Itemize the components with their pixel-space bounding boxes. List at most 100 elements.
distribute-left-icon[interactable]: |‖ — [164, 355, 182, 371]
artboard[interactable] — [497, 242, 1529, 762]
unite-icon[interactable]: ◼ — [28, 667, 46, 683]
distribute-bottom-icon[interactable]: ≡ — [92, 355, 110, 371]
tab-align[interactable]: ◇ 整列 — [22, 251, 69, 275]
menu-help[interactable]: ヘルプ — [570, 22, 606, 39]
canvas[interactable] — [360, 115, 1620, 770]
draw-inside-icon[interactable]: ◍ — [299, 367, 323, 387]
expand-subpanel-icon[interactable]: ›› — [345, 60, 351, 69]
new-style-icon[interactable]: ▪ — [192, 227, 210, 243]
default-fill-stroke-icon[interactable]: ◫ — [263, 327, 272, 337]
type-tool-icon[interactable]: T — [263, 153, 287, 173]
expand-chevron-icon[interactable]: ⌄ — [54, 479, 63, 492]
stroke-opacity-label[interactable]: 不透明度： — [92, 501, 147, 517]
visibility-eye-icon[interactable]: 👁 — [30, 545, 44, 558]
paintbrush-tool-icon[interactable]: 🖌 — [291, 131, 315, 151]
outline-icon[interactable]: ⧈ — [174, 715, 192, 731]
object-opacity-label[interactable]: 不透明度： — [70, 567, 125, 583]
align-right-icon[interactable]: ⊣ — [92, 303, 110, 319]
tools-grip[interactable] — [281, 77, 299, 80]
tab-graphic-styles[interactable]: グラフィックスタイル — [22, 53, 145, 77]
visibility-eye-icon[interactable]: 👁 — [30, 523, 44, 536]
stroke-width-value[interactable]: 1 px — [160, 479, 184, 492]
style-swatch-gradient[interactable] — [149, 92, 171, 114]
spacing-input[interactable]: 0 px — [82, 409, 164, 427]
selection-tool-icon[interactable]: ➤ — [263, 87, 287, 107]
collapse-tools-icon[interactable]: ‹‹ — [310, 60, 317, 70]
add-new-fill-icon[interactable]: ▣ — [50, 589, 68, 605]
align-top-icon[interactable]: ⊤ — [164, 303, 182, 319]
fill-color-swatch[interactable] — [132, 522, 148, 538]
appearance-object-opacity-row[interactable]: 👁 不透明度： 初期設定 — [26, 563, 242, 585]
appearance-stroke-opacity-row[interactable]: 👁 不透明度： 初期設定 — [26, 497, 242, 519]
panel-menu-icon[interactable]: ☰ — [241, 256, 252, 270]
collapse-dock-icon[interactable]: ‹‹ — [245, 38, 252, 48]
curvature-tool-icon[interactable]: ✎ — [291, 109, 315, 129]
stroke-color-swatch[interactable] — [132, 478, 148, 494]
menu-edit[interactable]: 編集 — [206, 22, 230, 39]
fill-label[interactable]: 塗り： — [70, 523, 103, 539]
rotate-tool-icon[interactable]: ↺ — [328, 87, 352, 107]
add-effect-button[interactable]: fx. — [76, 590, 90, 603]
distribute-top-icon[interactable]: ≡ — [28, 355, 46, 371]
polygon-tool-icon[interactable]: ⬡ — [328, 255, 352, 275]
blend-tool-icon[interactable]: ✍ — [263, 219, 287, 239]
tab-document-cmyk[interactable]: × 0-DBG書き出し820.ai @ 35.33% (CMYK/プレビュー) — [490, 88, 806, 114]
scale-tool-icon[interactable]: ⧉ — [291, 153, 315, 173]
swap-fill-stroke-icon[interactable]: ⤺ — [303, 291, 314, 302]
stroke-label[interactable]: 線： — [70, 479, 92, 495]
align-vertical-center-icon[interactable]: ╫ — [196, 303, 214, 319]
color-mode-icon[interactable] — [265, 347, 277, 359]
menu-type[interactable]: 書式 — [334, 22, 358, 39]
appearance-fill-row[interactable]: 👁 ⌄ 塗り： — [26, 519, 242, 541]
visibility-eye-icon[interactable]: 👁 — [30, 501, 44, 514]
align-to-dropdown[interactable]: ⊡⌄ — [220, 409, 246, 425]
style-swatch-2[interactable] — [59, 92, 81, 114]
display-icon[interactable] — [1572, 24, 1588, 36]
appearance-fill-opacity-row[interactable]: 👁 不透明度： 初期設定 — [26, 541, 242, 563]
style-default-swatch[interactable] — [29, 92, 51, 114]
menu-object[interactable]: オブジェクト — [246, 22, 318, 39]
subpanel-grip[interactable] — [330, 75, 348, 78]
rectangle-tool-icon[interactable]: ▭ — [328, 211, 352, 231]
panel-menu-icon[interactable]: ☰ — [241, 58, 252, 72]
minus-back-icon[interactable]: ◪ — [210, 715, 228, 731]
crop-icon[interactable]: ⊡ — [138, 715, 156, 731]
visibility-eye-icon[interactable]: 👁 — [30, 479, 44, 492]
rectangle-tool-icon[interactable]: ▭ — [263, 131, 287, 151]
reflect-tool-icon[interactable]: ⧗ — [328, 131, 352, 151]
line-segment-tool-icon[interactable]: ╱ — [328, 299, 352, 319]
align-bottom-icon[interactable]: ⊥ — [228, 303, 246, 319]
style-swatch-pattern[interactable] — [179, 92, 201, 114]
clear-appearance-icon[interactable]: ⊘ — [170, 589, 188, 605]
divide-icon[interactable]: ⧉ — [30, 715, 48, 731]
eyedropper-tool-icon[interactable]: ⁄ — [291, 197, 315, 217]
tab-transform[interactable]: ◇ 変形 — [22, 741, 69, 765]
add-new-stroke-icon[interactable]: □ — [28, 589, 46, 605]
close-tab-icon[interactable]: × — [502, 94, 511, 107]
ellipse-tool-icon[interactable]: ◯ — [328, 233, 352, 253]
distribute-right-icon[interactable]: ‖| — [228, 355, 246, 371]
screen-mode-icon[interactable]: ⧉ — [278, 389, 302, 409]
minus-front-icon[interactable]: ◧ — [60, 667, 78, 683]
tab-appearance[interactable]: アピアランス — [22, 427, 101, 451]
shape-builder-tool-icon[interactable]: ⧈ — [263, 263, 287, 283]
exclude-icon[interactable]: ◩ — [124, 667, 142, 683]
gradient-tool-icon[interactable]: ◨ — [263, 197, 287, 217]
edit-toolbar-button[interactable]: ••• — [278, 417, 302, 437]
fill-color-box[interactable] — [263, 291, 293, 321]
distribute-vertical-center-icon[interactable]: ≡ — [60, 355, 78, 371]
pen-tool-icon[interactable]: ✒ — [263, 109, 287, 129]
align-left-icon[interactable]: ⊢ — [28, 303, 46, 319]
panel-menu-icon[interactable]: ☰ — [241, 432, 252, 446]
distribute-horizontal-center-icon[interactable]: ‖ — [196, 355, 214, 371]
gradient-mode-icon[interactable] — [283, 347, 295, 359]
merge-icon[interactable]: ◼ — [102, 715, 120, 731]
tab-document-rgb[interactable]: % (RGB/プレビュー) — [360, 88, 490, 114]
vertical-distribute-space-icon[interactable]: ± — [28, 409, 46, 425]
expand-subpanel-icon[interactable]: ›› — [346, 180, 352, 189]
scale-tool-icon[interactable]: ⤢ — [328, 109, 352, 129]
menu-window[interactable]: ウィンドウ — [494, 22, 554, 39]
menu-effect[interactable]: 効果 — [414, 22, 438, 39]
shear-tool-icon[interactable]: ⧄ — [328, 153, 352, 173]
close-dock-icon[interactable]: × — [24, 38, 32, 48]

----------

■ Problem details
Reproduce all of the lines above word for word, from the first through the last.

■ Exercise result
Itemize the components with their pixel-space bounding boxes. List at most 100 elements.
distribute-left-icon[interactable]: |‖ — [164, 355, 182, 371]
artboard[interactable] — [497, 242, 1529, 762]
unite-icon[interactable]: ◼ — [28, 667, 46, 683]
distribute-bottom-icon[interactable]: ≡ — [92, 355, 110, 371]
tab-align[interactable]: ◇ 整列 — [22, 251, 69, 275]
menu-help[interactable]: ヘルプ — [570, 22, 606, 39]
canvas[interactable] — [360, 115, 1620, 770]
draw-inside-icon[interactable]: ◍ — [299, 367, 323, 387]
expand-subpanel-icon[interactable]: ›› — [345, 60, 351, 69]
new-style-icon[interactable]: ▪ — [192, 227, 210, 243]
default-fill-stroke-icon[interactable]: ◫ — [263, 327, 272, 337]
type-tool-icon[interactable]: T — [263, 153, 287, 173]
expand-chevron-icon[interactable]: ⌄ — [54, 479, 63, 492]
stroke-opacity-label[interactable]: 不透明度： — [92, 501, 147, 517]
visibility-eye-icon[interactable]: 👁 — [30, 545, 44, 558]
paintbrush-tool-icon[interactable]: 🖌 — [291, 131, 315, 151]
outline-icon[interactable]: ⧈ — [174, 715, 192, 731]
object-opacity-label[interactable]: 不透明度： — [70, 567, 125, 583]
align-right-icon[interactable]: ⊣ — [92, 303, 110, 319]
tools-grip[interactable] — [281, 77, 299, 80]
tab-graphic-styles[interactable]: グラフィックスタイル — [22, 53, 145, 77]
visibility-eye-icon[interactable]: 👁 — [30, 523, 44, 536]
stroke-width-value[interactable]: 1 px — [160, 479, 184, 492]
style-swatch-gradient[interactable] — [149, 92, 171, 114]
spacing-input[interactable]: 0 px — [82, 409, 164, 427]
selection-tool-icon[interactable]: ➤ — [263, 87, 287, 107]
collapse-tools-icon[interactable]: ‹‹ — [310, 60, 317, 70]
add-new-fill-icon[interactable]: ▣ — [50, 589, 68, 605]
align-top-icon[interactable]: ⊤ — [164, 303, 182, 319]
fill-color-swatch[interactable] — [132, 522, 148, 538]
appearance-object-opacity-row[interactable]: 👁 不透明度： 初期設定 — [26, 563, 242, 585]
appearance-stroke-opacity-row[interactable]: 👁 不透明度： 初期設定 — [26, 497, 242, 519]
panel-menu-icon[interactable]: ☰ — [241, 256, 252, 270]
collapse-dock-icon[interactable]: ‹‹ — [245, 38, 252, 48]
curvature-tool-icon[interactable]: ✎ — [291, 109, 315, 129]
stroke-color-swatch[interactable] — [132, 478, 148, 494]
menu-edit[interactable]: 編集 — [206, 22, 230, 39]
fill-label[interactable]: 塗り： — [70, 523, 103, 539]
rotate-tool-icon[interactable]: ↺ — [328, 87, 352, 107]
add-effect-button[interactable]: fx. — [76, 590, 90, 603]
distribute-top-icon[interactable]: ≡ — [28, 355, 46, 371]
polygon-tool-icon[interactable]: ⬡ — [328, 255, 352, 275]
blend-tool-icon[interactable]: ✍ — [263, 219, 287, 239]
tab-document-cmyk[interactable]: × 0-DBG書き出し820.ai @ 35.33% (CMYK/プレビュー) — [490, 88, 806, 114]
scale-tool-icon[interactable]: ⧉ — [291, 153, 315, 173]
swap-fill-stroke-icon[interactable]: ⤺ — [303, 291, 314, 302]
stroke-label[interactable]: 線： — [70, 479, 92, 495]
align-vertical-center-icon[interactable]: ╫ — [196, 303, 214, 319]
color-mode-icon[interactable] — [265, 347, 277, 359]
menu-type[interactable]: 書式 — [334, 22, 358, 39]
appearance-fill-row[interactable]: 👁 ⌄ 塗り： — [26, 519, 242, 541]
visibility-eye-icon[interactable]: 👁 — [30, 501, 44, 514]
align-to-dropdown[interactable]: ⊡⌄ — [220, 409, 246, 425]
style-swatch-2[interactable] — [59, 92, 81, 114]
display-icon[interactable] — [1572, 24, 1588, 36]
appearance-fill-opacity-row[interactable]: 👁 不透明度： 初期設定 — [26, 541, 242, 563]
style-default-swatch[interactable] — [29, 92, 51, 114]
menu-object[interactable]: オブジェクト — [246, 22, 318, 39]
subpanel-grip[interactable] — [330, 75, 348, 78]
rectangle-tool-icon[interactable]: ▭ — [328, 211, 352, 231]
panel-menu-icon[interactable]: ☰ — [241, 58, 252, 72]
minus-back-icon[interactable]: ◪ — [210, 715, 228, 731]
crop-icon[interactable]: ⊡ — [138, 715, 156, 731]
visibility-eye-icon[interactable]: 👁 — [30, 479, 44, 492]
rectangle-tool-icon[interactable]: ▭ — [263, 131, 287, 151]
reflect-tool-icon[interactable]: ⧗ — [328, 131, 352, 151]
line-segment-tool-icon[interactable]: ╱ — [328, 299, 352, 319]
align-bottom-icon[interactable]: ⊥ — [228, 303, 246, 319]
style-swatch-pattern[interactable] — [179, 92, 201, 114]
clear-appearance-icon[interactable]: ⊘ — [170, 589, 188, 605]
divide-icon[interactable]: ⧉ — [30, 715, 48, 731]
eyedropper-tool-icon[interactable]: ⁄ — [291, 197, 315, 217]
tab-transform[interactable]: ◇ 変形 — [22, 741, 69, 765]
add-new-stroke-icon[interactable]: □ — [28, 589, 46, 605]
close-tab-icon[interactable]: × — [502, 94, 511, 107]
ellipse-tool-icon[interactable]: ◯ — [328, 233, 352, 253]
distribute-right-icon[interactable]: ‖| — [228, 355, 246, 371]
screen-mode-icon[interactable]: ⧉ — [278, 389, 302, 409]
minus-front-icon[interactable]: ◧ — [60, 667, 78, 683]
tab-appearance[interactable]: アピアランス — [22, 427, 101, 451]
shape-builder-tool-icon[interactable]: ⧈ — [263, 263, 287, 283]
exclude-icon[interactable]: ◩ — [124, 667, 142, 683]
gradient-tool-icon[interactable]: ◨ — [263, 197, 287, 217]
edit-toolbar-button[interactable]: ••• — [278, 417, 302, 437]
fill-color-box[interactable] — [263, 291, 293, 321]
distribute-vertical-center-icon[interactable]: ≡ — [60, 355, 78, 371]
pen-tool-icon[interactable]: ✒ — [263, 109, 287, 129]
align-left-icon[interactable]: ⊢ — [28, 303, 46, 319]
panel-menu-icon[interactable]: ☰ — [241, 432, 252, 446]
distribute-horizontal-center-icon[interactable]: ‖ — [196, 355, 214, 371]
gradient-mode-icon[interactable] — [283, 347, 295, 359]
merge-icon[interactable]: ◼ — [102, 715, 120, 731]
tab-document-rgb[interactable]: % (RGB/プレビュー) — [360, 88, 490, 114]
vertical-distribute-space-icon[interactable]: ± — [28, 409, 46, 425]
expand-subpanel-icon[interactable]: ›› — [346, 180, 352, 189]
scale-tool-icon[interactable]: ⤢ — [328, 109, 352, 129]
menu-window[interactable]: ウィンドウ — [494, 22, 554, 39]
menu-effect[interactable]: 効果 — [414, 22, 438, 39]
shear-tool-icon[interactable]: ⧄ — [328, 153, 352, 173]
close-dock-icon[interactable]: × — [24, 38, 32, 48]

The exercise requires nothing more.